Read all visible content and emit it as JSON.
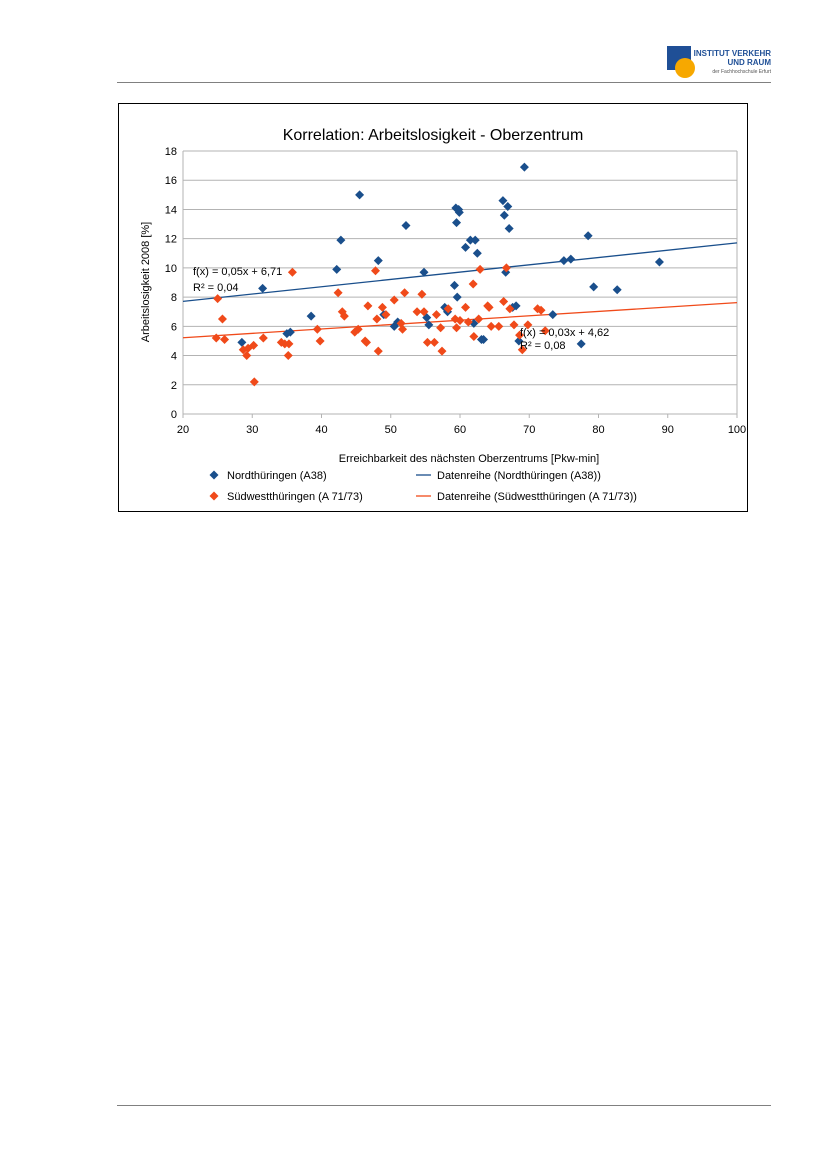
{
  "logo": {
    "line1": "INSTITUT VERKEHR",
    "line2": "UND RAUM",
    "line3": "der Fachhochschule Erfurt",
    "colors": {
      "blue": "#1f4f96",
      "orange": "#f7a800"
    }
  },
  "chart_data": {
    "type": "scatter",
    "title": "Korrelation: Arbeitslosigkeit - Oberzentrum",
    "xlabel": "Erreichbarkeit des nächsten Oberzentrums [Pkw-min]",
    "ylabel": "Arbeitslosigkeit 2008 [%]",
    "xlim": [
      20,
      100
    ],
    "ylim": [
      0,
      18
    ],
    "xticks": [
      20,
      30,
      40,
      50,
      60,
      70,
      80,
      90,
      100
    ],
    "yticks": [
      0,
      2,
      4,
      6,
      8,
      10,
      12,
      14,
      16,
      18
    ],
    "grid": "horizontal",
    "legend_position": "bottom",
    "series": [
      {
        "name": "Nordthüringen (A38)",
        "color": "#1a4f8c",
        "marker": "diamond",
        "points": [
          [
            28.5,
            4.9
          ],
          [
            31.5,
            8.6
          ],
          [
            35,
            5.5
          ],
          [
            35.5,
            5.6
          ],
          [
            38.5,
            6.7
          ],
          [
            42.2,
            9.9
          ],
          [
            42.8,
            11.9
          ],
          [
            45.5,
            15.0
          ],
          [
            48.2,
            10.5
          ],
          [
            49,
            6.8
          ],
          [
            50.5,
            6.0
          ],
          [
            51,
            6.3
          ],
          [
            52.2,
            12.9
          ],
          [
            54.8,
            9.7
          ],
          [
            55.2,
            6.6
          ],
          [
            55.5,
            6.1
          ],
          [
            57.8,
            7.3
          ],
          [
            58.2,
            7.0
          ],
          [
            59.2,
            8.8
          ],
          [
            59.4,
            14.1
          ],
          [
            59.5,
            13.1
          ],
          [
            59.8,
            14.0
          ],
          [
            59.9,
            13.8
          ],
          [
            59.6,
            8.0
          ],
          [
            60.8,
            11.4
          ],
          [
            61.5,
            11.9
          ],
          [
            62.2,
            11.9
          ],
          [
            62.5,
            11.0
          ],
          [
            62.0,
            6.2
          ],
          [
            63.1,
            5.1
          ],
          [
            63.4,
            5.1
          ],
          [
            66.2,
            14.6
          ],
          [
            66.4,
            13.6
          ],
          [
            66.6,
            9.7
          ],
          [
            66.9,
            14.2
          ],
          [
            67.1,
            12.7
          ],
          [
            67.6,
            7.3
          ],
          [
            68.1,
            7.4
          ],
          [
            68.5,
            5.0
          ],
          [
            69.3,
            16.9
          ],
          [
            73.4,
            6.8
          ],
          [
            75.0,
            10.5
          ],
          [
            76.0,
            10.6
          ],
          [
            77.5,
            4.8
          ],
          [
            78.5,
            12.2
          ],
          [
            79.3,
            8.7
          ],
          [
            82.7,
            8.5
          ],
          [
            88.8,
            10.4
          ]
        ],
        "trendline": {
          "name": "Datenreihe (Nordthüringen (A38))",
          "slope": 0.05,
          "intercept": 6.71,
          "equation": "f(x) = 0,05x + 6,71",
          "r2": "R² = 0,04",
          "color": "#1a4f8c"
        }
      },
      {
        "name": "Südwestthüringen (A 71/73)",
        "color": "#f04a1a",
        "marker": "diamond",
        "points": [
          [
            24.8,
            5.2
          ],
          [
            25.0,
            7.9
          ],
          [
            25.7,
            6.5
          ],
          [
            26.0,
            5.1
          ],
          [
            28.7,
            4.4
          ],
          [
            29.2,
            4.0
          ],
          [
            29.4,
            4.5
          ],
          [
            30.2,
            4.7
          ],
          [
            30.3,
            2.2
          ],
          [
            31.6,
            5.2
          ],
          [
            34.2,
            4.9
          ],
          [
            34.7,
            4.8
          ],
          [
            35.2,
            4.0
          ],
          [
            35.3,
            4.8
          ],
          [
            35.8,
            9.7
          ],
          [
            39.4,
            5.8
          ],
          [
            39.8,
            5.0
          ],
          [
            42.4,
            8.3
          ],
          [
            43.0,
            7.0
          ],
          [
            43.3,
            6.7
          ],
          [
            44.8,
            5.6
          ],
          [
            45.3,
            5.8
          ],
          [
            46.3,
            5.0
          ],
          [
            46.5,
            4.9
          ],
          [
            46.7,
            7.4
          ],
          [
            47.8,
            9.8
          ],
          [
            48.0,
            6.5
          ],
          [
            48.2,
            4.3
          ],
          [
            48.8,
            7.3
          ],
          [
            49.3,
            6.8
          ],
          [
            50.5,
            7.8
          ],
          [
            51.5,
            6.2
          ],
          [
            51.7,
            5.8
          ],
          [
            52.0,
            8.3
          ],
          [
            53.8,
            7.0
          ],
          [
            54.5,
            8.2
          ],
          [
            54.8,
            7.0
          ],
          [
            55.3,
            4.9
          ],
          [
            56.3,
            4.9
          ],
          [
            56.6,
            6.8
          ],
          [
            57.2,
            5.9
          ],
          [
            57.4,
            4.3
          ],
          [
            58.3,
            7.2
          ],
          [
            59.3,
            6.5
          ],
          [
            59.5,
            5.9
          ],
          [
            60.0,
            6.4
          ],
          [
            60.8,
            7.3
          ],
          [
            61.2,
            6.3
          ],
          [
            61.9,
            8.9
          ],
          [
            62.0,
            5.3
          ],
          [
            62.7,
            6.5
          ],
          [
            62.9,
            9.9
          ],
          [
            64.0,
            7.4
          ],
          [
            64.2,
            7.3
          ],
          [
            64.5,
            6.0
          ],
          [
            65.6,
            6.0
          ],
          [
            66.3,
            7.7
          ],
          [
            66.7,
            10.0
          ],
          [
            67.2,
            7.2
          ],
          [
            67.8,
            6.1
          ],
          [
            68.6,
            5.4
          ],
          [
            69.0,
            4.4
          ],
          [
            69.8,
            6.1
          ],
          [
            71.2,
            7.2
          ],
          [
            71.7,
            7.1
          ],
          [
            72.3,
            5.7
          ]
        ],
        "trendline": {
          "name": "Datenreihe (Südwestthüringen (A 71/73))",
          "slope": 0.03,
          "intercept": 4.62,
          "equation": "f(x) = 0,03x + 4,62",
          "r2": "R² = 0,08",
          "color": "#f04a1a"
        }
      }
    ]
  }
}
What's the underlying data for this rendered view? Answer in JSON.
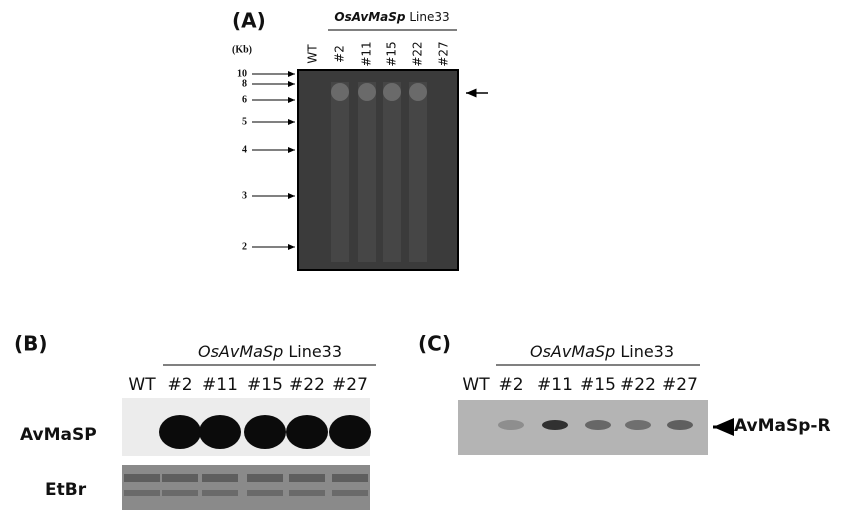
{
  "panel_a": {
    "label": "(A)",
    "header": {
      "italic": "OsAvMaSp",
      "rest": "Line33"
    },
    "lanes": [
      "WT",
      "#2",
      "#11",
      "#15",
      "#22",
      "#27"
    ],
    "unit": "(Kb)",
    "markers": [
      "10",
      "8",
      "6",
      "5",
      "4",
      "3",
      "2"
    ]
  },
  "panel_b": {
    "label": "(B)",
    "header": {
      "italic": "OsAvMaSp",
      "rest": "Line33"
    },
    "lanes": [
      "WT",
      "#2",
      "#11",
      "#15",
      "#22",
      "#27"
    ],
    "rows": [
      "AvMaSP",
      "EtBr"
    ]
  },
  "panel_c": {
    "label": "(C)",
    "header": {
      "italic": "OsAvMaSp",
      "rest": "Line33"
    },
    "lanes": [
      "WT",
      "#2",
      "#11",
      "#15",
      "#22",
      "#27"
    ],
    "band_label": "AvMaSp-R"
  }
}
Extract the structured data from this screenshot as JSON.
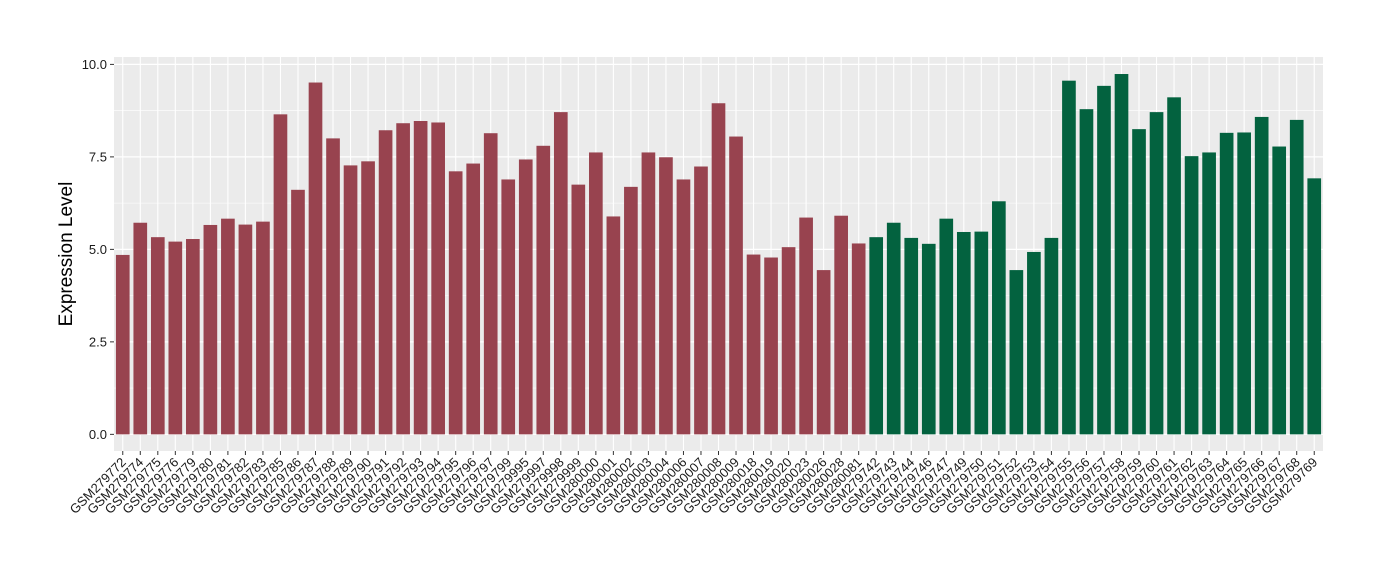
{
  "chart_data": {
    "type": "bar",
    "title": "",
    "xlabel": "",
    "ylabel": "Expression Level",
    "ylim": [
      -0.45,
      10.2
    ],
    "yticks": [
      0.0,
      2.5,
      5.0,
      7.5,
      10.0
    ],
    "ytick_labels": [
      "0.0",
      "2.5",
      "5.0",
      "7.5",
      "10.0"
    ],
    "grid": true,
    "legend": "none",
    "colors": {
      "group1": "#98434F",
      "group2": "#03623F",
      "panel": "#EBEBEB",
      "gridline": "#FFFFFF"
    },
    "categories": [
      "GSM279772",
      "GSM279774",
      "GSM279775",
      "GSM279776",
      "GSM279779",
      "GSM279780",
      "GSM279781",
      "GSM279782",
      "GSM279783",
      "GSM279785",
      "GSM279786",
      "GSM279787",
      "GSM279788",
      "GSM279789",
      "GSM279790",
      "GSM279791",
      "GSM279792",
      "GSM279793",
      "GSM279794",
      "GSM279795",
      "GSM279796",
      "GSM279797",
      "GSM279799",
      "GSM279995",
      "GSM279997",
      "GSM279998",
      "GSM279999",
      "GSM280000",
      "GSM280001",
      "GSM280002",
      "GSM280003",
      "GSM280004",
      "GSM280006",
      "GSM280007",
      "GSM280008",
      "GSM280009",
      "GSM280018",
      "GSM280019",
      "GSM280020",
      "GSM280023",
      "GSM280026",
      "GSM280028",
      "GSM280081",
      "GSM279742",
      "GSM279743",
      "GSM279744",
      "GSM279746",
      "GSM279747",
      "GSM279749",
      "GSM279750",
      "GSM279751",
      "GSM279752",
      "GSM279753",
      "GSM279754",
      "GSM279755",
      "GSM279756",
      "GSM279757",
      "GSM279758",
      "GSM279759",
      "GSM279760",
      "GSM279761",
      "GSM279762",
      "GSM279763",
      "GSM279764",
      "GSM279765",
      "GSM279766",
      "GSM279767",
      "GSM279768",
      "GSM279769"
    ],
    "values": [
      4.85,
      5.72,
      5.33,
      5.21,
      5.28,
      5.66,
      5.83,
      5.67,
      5.75,
      8.65,
      6.61,
      9.51,
      8.0,
      7.27,
      7.38,
      8.22,
      8.41,
      8.47,
      8.43,
      7.11,
      7.32,
      8.14,
      6.89,
      7.43,
      7.8,
      8.71,
      6.75,
      7.62,
      5.89,
      6.69,
      7.62,
      7.49,
      6.89,
      7.24,
      8.95,
      8.05,
      4.86,
      4.78,
      5.06,
      5.86,
      4.44,
      5.91,
      5.16,
      5.33,
      5.72,
      5.31,
      5.15,
      5.83,
      5.47,
      5.48,
      6.3,
      4.44,
      4.93,
      5.31,
      9.56,
      8.79,
      9.42,
      9.74,
      8.25,
      8.71,
      9.11,
      7.52,
      7.62,
      8.15,
      8.16,
      8.58,
      7.78,
      8.5,
      6.92
    ],
    "groups": [
      1,
      1,
      1,
      1,
      1,
      1,
      1,
      1,
      1,
      1,
      1,
      1,
      1,
      1,
      1,
      1,
      1,
      1,
      1,
      1,
      1,
      1,
      1,
      1,
      1,
      1,
      1,
      1,
      1,
      1,
      1,
      1,
      1,
      1,
      1,
      1,
      1,
      1,
      1,
      1,
      1,
      1,
      1,
      2,
      2,
      2,
      2,
      2,
      2,
      2,
      2,
      2,
      2,
      2,
      2,
      2,
      2,
      2,
      2,
      2,
      2,
      2,
      2,
      2,
      2,
      2,
      2,
      2,
      2
    ]
  }
}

Written exercise – Show each line of the listing that holds the string "this".

Solution to the problem –
What's the underlying data for this rendered view? Answer in JSON.
Extract the structured data from this screenshot as JSON.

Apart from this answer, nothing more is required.